» **What the task requires**: Your task is to repeat the lines below exactly, excluding any pictures they contain.

··· Provided entries ···

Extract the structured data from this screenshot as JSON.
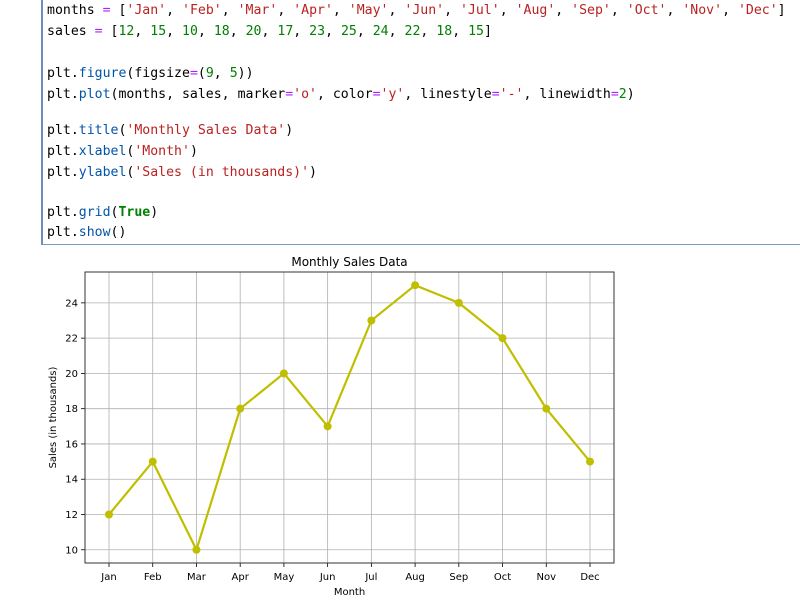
{
  "code_lines": [
    [
      [
        "months ",
        ""
      ],
      [
        "=",
        "op"
      ],
      [
        " [",
        ""
      ],
      [
        "'Jan'",
        "str"
      ],
      [
        ", ",
        ""
      ],
      [
        "'Feb'",
        "str"
      ],
      [
        ", ",
        ""
      ],
      [
        "'Mar'",
        "str"
      ],
      [
        ", ",
        ""
      ],
      [
        "'Apr'",
        "str"
      ],
      [
        ", ",
        ""
      ],
      [
        "'May'",
        "str"
      ],
      [
        ", ",
        ""
      ],
      [
        "'Jun'",
        "str"
      ],
      [
        ", ",
        ""
      ],
      [
        "'Jul'",
        "str"
      ],
      [
        ", ",
        ""
      ],
      [
        "'Aug'",
        "str"
      ],
      [
        ", ",
        ""
      ],
      [
        "'Sep'",
        "str"
      ],
      [
        ", ",
        ""
      ],
      [
        "'Oct'",
        "str"
      ],
      [
        ", ",
        ""
      ],
      [
        "'Nov'",
        "str"
      ],
      [
        ", ",
        ""
      ],
      [
        "'Dec'",
        "str"
      ],
      [
        "]",
        ""
      ]
    ],
    [
      [
        "sales ",
        ""
      ],
      [
        "=",
        "op"
      ],
      [
        " [",
        ""
      ],
      [
        "12",
        "num"
      ],
      [
        ", ",
        ""
      ],
      [
        "15",
        "num"
      ],
      [
        ", ",
        ""
      ],
      [
        "10",
        "num"
      ],
      [
        ", ",
        ""
      ],
      [
        "18",
        "num"
      ],
      [
        ", ",
        ""
      ],
      [
        "20",
        "num"
      ],
      [
        ", ",
        ""
      ],
      [
        "17",
        "num"
      ],
      [
        ", ",
        ""
      ],
      [
        "23",
        "num"
      ],
      [
        ", ",
        ""
      ],
      [
        "25",
        "num"
      ],
      [
        ", ",
        ""
      ],
      [
        "24",
        "num"
      ],
      [
        ", ",
        ""
      ],
      [
        "22",
        "num"
      ],
      [
        ", ",
        ""
      ],
      [
        "18",
        "num"
      ],
      [
        ", ",
        ""
      ],
      [
        "15",
        "num"
      ],
      [
        "]",
        ""
      ]
    ],
    [],
    [
      [
        "plt.",
        ""
      ],
      [
        "figure",
        "fn"
      ],
      [
        "(figsize",
        ""
      ],
      [
        "=",
        "op"
      ],
      [
        "(",
        ""
      ],
      [
        "9",
        "num"
      ],
      [
        ", ",
        ""
      ],
      [
        "5",
        "num"
      ],
      [
        "))",
        ""
      ]
    ],
    [
      [
        "plt.",
        ""
      ],
      [
        "plot",
        "fn"
      ],
      [
        "(months, sales, marker",
        ""
      ],
      [
        "=",
        "op"
      ],
      [
        "'o'",
        "str"
      ],
      [
        ", color",
        ""
      ],
      [
        "=",
        "op"
      ],
      [
        "'y'",
        "str"
      ],
      [
        ", linestyle",
        ""
      ],
      [
        "=",
        "op"
      ],
      [
        "'-'",
        "str"
      ],
      [
        ", linewidth",
        ""
      ],
      [
        "=",
        "op"
      ],
      [
        "2",
        "num"
      ],
      [
        ")",
        ""
      ]
    ],
    [],
    [
      [
        "plt.",
        ""
      ],
      [
        "title",
        "fn"
      ],
      [
        "(",
        ""
      ],
      [
        "'Monthly Sales Data'",
        "str"
      ],
      [
        ")",
        ""
      ]
    ],
    [
      [
        "plt.",
        ""
      ],
      [
        "xlabel",
        "fn"
      ],
      [
        "(",
        ""
      ],
      [
        "'Month'",
        "str"
      ],
      [
        ")",
        ""
      ]
    ],
    [
      [
        "plt.",
        ""
      ],
      [
        "ylabel",
        "fn"
      ],
      [
        "(",
        ""
      ],
      [
        "'Sales (in thousands)'",
        "str"
      ],
      [
        ")",
        ""
      ]
    ],
    [],
    [
      [
        "plt.",
        ""
      ],
      [
        "grid",
        "fn"
      ],
      [
        "(",
        ""
      ],
      [
        "True",
        "kw"
      ],
      [
        ")",
        ""
      ]
    ],
    [
      [
        "plt.",
        ""
      ],
      [
        "show",
        "fn"
      ],
      [
        "()",
        ""
      ]
    ]
  ],
  "chart_data": {
    "type": "line",
    "title": "Monthly Sales Data",
    "xlabel": "Month",
    "ylabel": "Sales (in thousands)",
    "categories": [
      "Jan",
      "Feb",
      "Mar",
      "Apr",
      "May",
      "Jun",
      "Jul",
      "Aug",
      "Sep",
      "Oct",
      "Nov",
      "Dec"
    ],
    "values": [
      12,
      15,
      10,
      18,
      20,
      17,
      23,
      25,
      24,
      22,
      18,
      15
    ],
    "yticks": [
      "10",
      "12",
      "14",
      "16",
      "18",
      "20",
      "22",
      "24"
    ],
    "ylim": [
      9.25,
      25.75
    ],
    "grid": true,
    "color": "#bfbf00",
    "marker": "o"
  }
}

···

» **Written answer**:
Extract the structured data from this screenshot as JSON.
{
  "code_lines": [
    [
      [
        "months ",
        ""
      ],
      [
        "=",
        "op"
      ],
      [
        " [",
        ""
      ],
      [
        "'Jan'",
        "str"
      ],
      [
        ", ",
        ""
      ],
      [
        "'Feb'",
        "str"
      ],
      [
        ", ",
        ""
      ],
      [
        "'Mar'",
        "str"
      ],
      [
        ", ",
        ""
      ],
      [
        "'Apr'",
        "str"
      ],
      [
        ", ",
        ""
      ],
      [
        "'May'",
        "str"
      ],
      [
        ", ",
        ""
      ],
      [
        "'Jun'",
        "str"
      ],
      [
        ", ",
        ""
      ],
      [
        "'Jul'",
        "str"
      ],
      [
        ", ",
        ""
      ],
      [
        "'Aug'",
        "str"
      ],
      [
        ", ",
        ""
      ],
      [
        "'Sep'",
        "str"
      ],
      [
        ", ",
        ""
      ],
      [
        "'Oct'",
        "str"
      ],
      [
        ", ",
        ""
      ],
      [
        "'Nov'",
        "str"
      ],
      [
        ", ",
        ""
      ],
      [
        "'Dec'",
        "str"
      ],
      [
        "]",
        ""
      ]
    ],
    [
      [
        "sales ",
        ""
      ],
      [
        "=",
        "op"
      ],
      [
        " [",
        ""
      ],
      [
        "12",
        "num"
      ],
      [
        ", ",
        ""
      ],
      [
        "15",
        "num"
      ],
      [
        ", ",
        ""
      ],
      [
        "10",
        "num"
      ],
      [
        ", ",
        ""
      ],
      [
        "18",
        "num"
      ],
      [
        ", ",
        ""
      ],
      [
        "20",
        "num"
      ],
      [
        ", ",
        ""
      ],
      [
        "17",
        "num"
      ],
      [
        ", ",
        ""
      ],
      [
        "23",
        "num"
      ],
      [
        ", ",
        ""
      ],
      [
        "25",
        "num"
      ],
      [
        ", ",
        ""
      ],
      [
        "24",
        "num"
      ],
      [
        ", ",
        ""
      ],
      [
        "22",
        "num"
      ],
      [
        ", ",
        ""
      ],
      [
        "18",
        "num"
      ],
      [
        ", ",
        ""
      ],
      [
        "15",
        "num"
      ],
      [
        "]",
        ""
      ]
    ],
    [],
    [
      [
        "plt.",
        ""
      ],
      [
        "figure",
        "fn"
      ],
      [
        "(figsize",
        ""
      ],
      [
        "=",
        "op"
      ],
      [
        "(",
        ""
      ],
      [
        "9",
        "num"
      ],
      [
        ", ",
        ""
      ],
      [
        "5",
        "num"
      ],
      [
        "))",
        ""
      ]
    ],
    [
      [
        "plt.",
        ""
      ],
      [
        "plot",
        "fn"
      ],
      [
        "(months, sales, marker",
        ""
      ],
      [
        "=",
        "op"
      ],
      [
        "'o'",
        "str"
      ],
      [
        ", color",
        ""
      ],
      [
        "=",
        "op"
      ],
      [
        "'y'",
        "str"
      ],
      [
        ", linestyle",
        ""
      ],
      [
        "=",
        "op"
      ],
      [
        "'-'",
        "str"
      ],
      [
        ", linewidth",
        ""
      ],
      [
        "=",
        "op"
      ],
      [
        "2",
        "num"
      ],
      [
        ")",
        ""
      ]
    ],
    [],
    [
      [
        "plt.",
        ""
      ],
      [
        "title",
        "fn"
      ],
      [
        "(",
        ""
      ],
      [
        "'Monthly Sales Data'",
        "str"
      ],
      [
        ")",
        ""
      ]
    ],
    [
      [
        "plt.",
        ""
      ],
      [
        "xlabel",
        "fn"
      ],
      [
        "(",
        ""
      ],
      [
        "'Month'",
        "str"
      ],
      [
        ")",
        ""
      ]
    ],
    [
      [
        "plt.",
        ""
      ],
      [
        "ylabel",
        "fn"
      ],
      [
        "(",
        ""
      ],
      [
        "'Sales (in thousands)'",
        "str"
      ],
      [
        ")",
        ""
      ]
    ],
    [],
    [
      [
        "plt.",
        ""
      ],
      [
        "grid",
        "fn"
      ],
      [
        "(",
        ""
      ],
      [
        "True",
        "kw"
      ],
      [
        ")",
        ""
      ]
    ],
    [
      [
        "plt.",
        ""
      ],
      [
        "show",
        "fn"
      ],
      [
        "()",
        ""
      ]
    ]
  ],
  "chart_data": {
    "type": "line",
    "title": "Monthly Sales Data",
    "xlabel": "Month",
    "ylabel": "Sales (in thousands)",
    "categories": [
      "Jan",
      "Feb",
      "Mar",
      "Apr",
      "May",
      "Jun",
      "Jul",
      "Aug",
      "Sep",
      "Oct",
      "Nov",
      "Dec"
    ],
    "values": [
      12,
      15,
      10,
      18,
      20,
      17,
      23,
      25,
      24,
      22,
      18,
      15
    ],
    "yticks": [
      "10",
      "12",
      "14",
      "16",
      "18",
      "20",
      "22",
      "24"
    ],
    "ylim": [
      9.25,
      25.75
    ],
    "grid": true,
    "color": "#bfbf00",
    "marker": "o"
  }
}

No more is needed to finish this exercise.